▼
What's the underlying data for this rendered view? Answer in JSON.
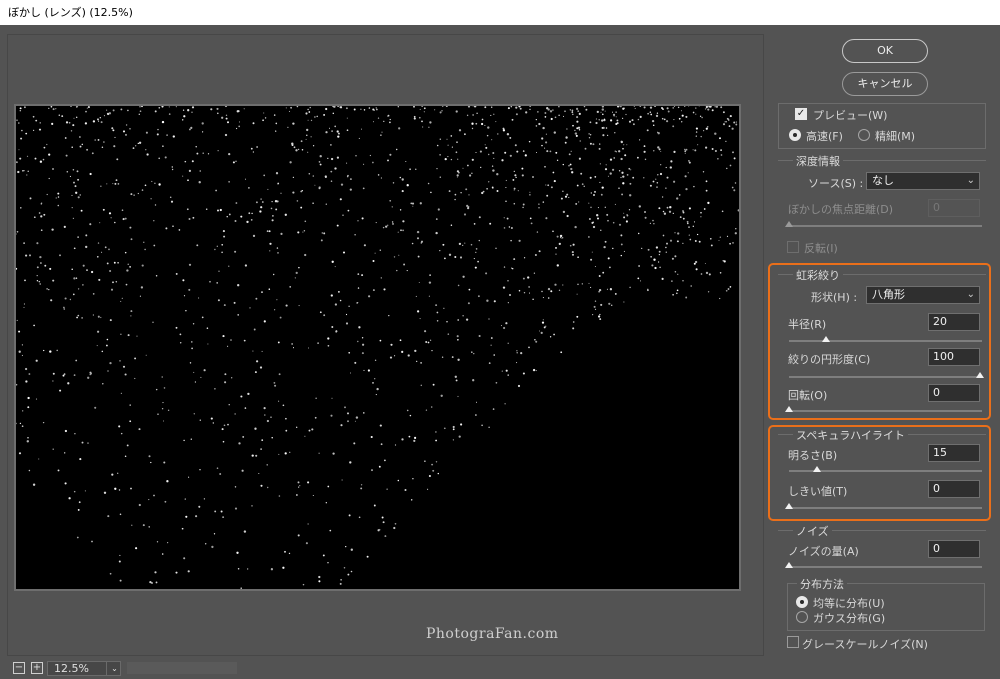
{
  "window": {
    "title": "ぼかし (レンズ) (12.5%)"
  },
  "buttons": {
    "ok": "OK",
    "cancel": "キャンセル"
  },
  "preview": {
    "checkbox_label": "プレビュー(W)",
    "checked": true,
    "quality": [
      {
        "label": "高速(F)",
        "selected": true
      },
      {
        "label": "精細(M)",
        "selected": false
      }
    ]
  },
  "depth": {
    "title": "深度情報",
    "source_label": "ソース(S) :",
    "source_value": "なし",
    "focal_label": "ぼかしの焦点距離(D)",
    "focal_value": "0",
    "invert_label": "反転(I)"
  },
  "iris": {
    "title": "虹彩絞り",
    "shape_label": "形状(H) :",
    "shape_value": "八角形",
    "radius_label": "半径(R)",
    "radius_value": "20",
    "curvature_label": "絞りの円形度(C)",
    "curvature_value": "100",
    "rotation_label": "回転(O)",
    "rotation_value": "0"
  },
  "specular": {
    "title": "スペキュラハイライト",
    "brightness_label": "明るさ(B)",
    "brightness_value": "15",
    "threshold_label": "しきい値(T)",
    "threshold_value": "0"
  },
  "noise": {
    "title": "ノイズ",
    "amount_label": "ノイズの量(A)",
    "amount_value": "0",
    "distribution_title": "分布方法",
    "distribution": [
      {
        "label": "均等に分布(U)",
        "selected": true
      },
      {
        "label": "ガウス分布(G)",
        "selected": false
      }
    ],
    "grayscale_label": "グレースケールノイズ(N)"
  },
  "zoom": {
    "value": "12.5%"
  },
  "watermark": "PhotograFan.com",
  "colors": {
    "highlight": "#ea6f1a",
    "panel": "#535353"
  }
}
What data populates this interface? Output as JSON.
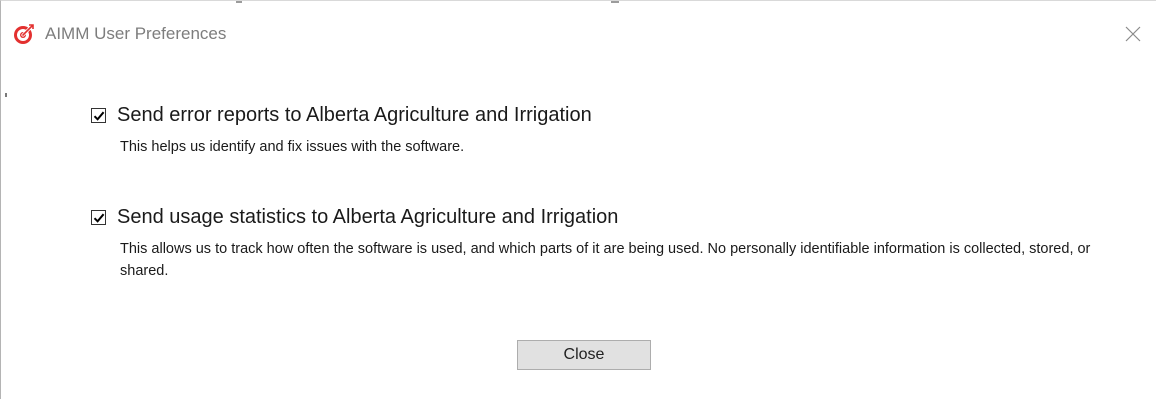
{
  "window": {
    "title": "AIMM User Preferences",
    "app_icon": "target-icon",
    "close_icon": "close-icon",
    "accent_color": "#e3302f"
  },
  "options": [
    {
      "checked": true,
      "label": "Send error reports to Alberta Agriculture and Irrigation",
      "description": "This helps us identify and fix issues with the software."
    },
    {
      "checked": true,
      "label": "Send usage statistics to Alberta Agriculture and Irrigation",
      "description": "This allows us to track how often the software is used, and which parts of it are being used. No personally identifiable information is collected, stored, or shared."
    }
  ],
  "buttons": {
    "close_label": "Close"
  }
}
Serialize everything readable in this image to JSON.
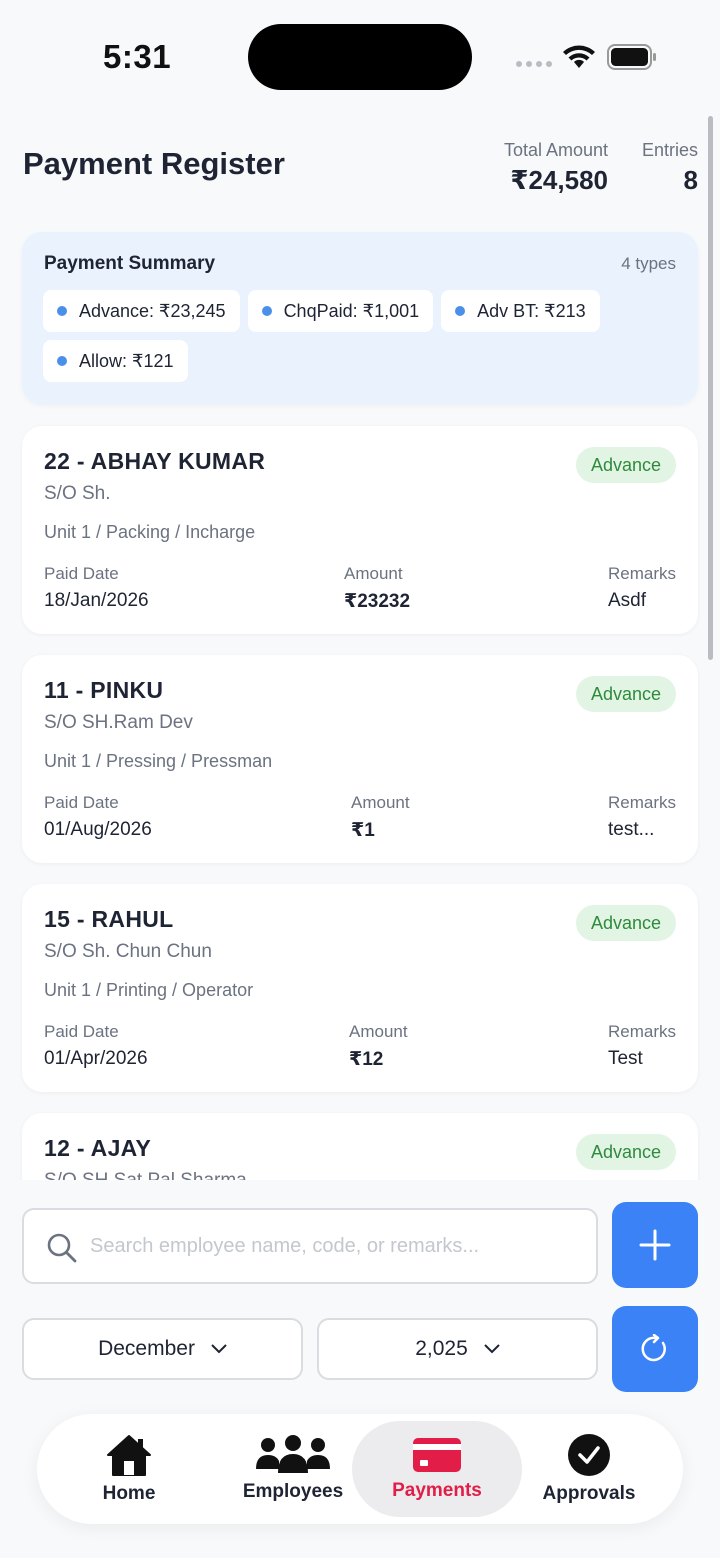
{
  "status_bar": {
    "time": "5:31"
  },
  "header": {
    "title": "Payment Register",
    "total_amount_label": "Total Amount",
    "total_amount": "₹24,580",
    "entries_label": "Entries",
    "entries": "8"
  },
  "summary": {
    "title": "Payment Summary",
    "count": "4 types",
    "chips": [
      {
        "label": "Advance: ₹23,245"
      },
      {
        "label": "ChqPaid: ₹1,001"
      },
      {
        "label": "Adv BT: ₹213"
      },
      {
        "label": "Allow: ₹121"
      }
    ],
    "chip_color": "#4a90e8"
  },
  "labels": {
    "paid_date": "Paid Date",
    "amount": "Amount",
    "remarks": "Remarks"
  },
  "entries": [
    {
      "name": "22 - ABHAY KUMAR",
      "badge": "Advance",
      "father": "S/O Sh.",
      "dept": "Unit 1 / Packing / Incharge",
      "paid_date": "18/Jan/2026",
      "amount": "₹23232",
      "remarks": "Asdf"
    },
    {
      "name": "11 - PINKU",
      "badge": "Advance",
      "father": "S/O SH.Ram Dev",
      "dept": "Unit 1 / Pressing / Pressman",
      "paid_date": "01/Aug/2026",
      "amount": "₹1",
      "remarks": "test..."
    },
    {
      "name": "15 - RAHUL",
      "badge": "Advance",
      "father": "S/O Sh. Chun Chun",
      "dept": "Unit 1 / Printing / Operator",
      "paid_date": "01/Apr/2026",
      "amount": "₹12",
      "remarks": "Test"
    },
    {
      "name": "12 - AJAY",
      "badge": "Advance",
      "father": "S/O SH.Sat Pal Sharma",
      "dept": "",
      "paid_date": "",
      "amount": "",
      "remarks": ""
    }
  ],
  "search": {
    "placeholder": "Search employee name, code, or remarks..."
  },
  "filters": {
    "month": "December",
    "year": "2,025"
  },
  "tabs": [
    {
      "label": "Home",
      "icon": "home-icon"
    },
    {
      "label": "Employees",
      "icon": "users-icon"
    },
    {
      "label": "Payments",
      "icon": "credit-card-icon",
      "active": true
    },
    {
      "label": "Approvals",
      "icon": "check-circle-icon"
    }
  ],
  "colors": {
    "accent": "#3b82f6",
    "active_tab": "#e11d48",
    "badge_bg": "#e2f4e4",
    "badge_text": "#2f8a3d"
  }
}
▲
* _Exercise brief_
Report how many lines hold the string "software", giving the number and nothing else.

* _Written response_
2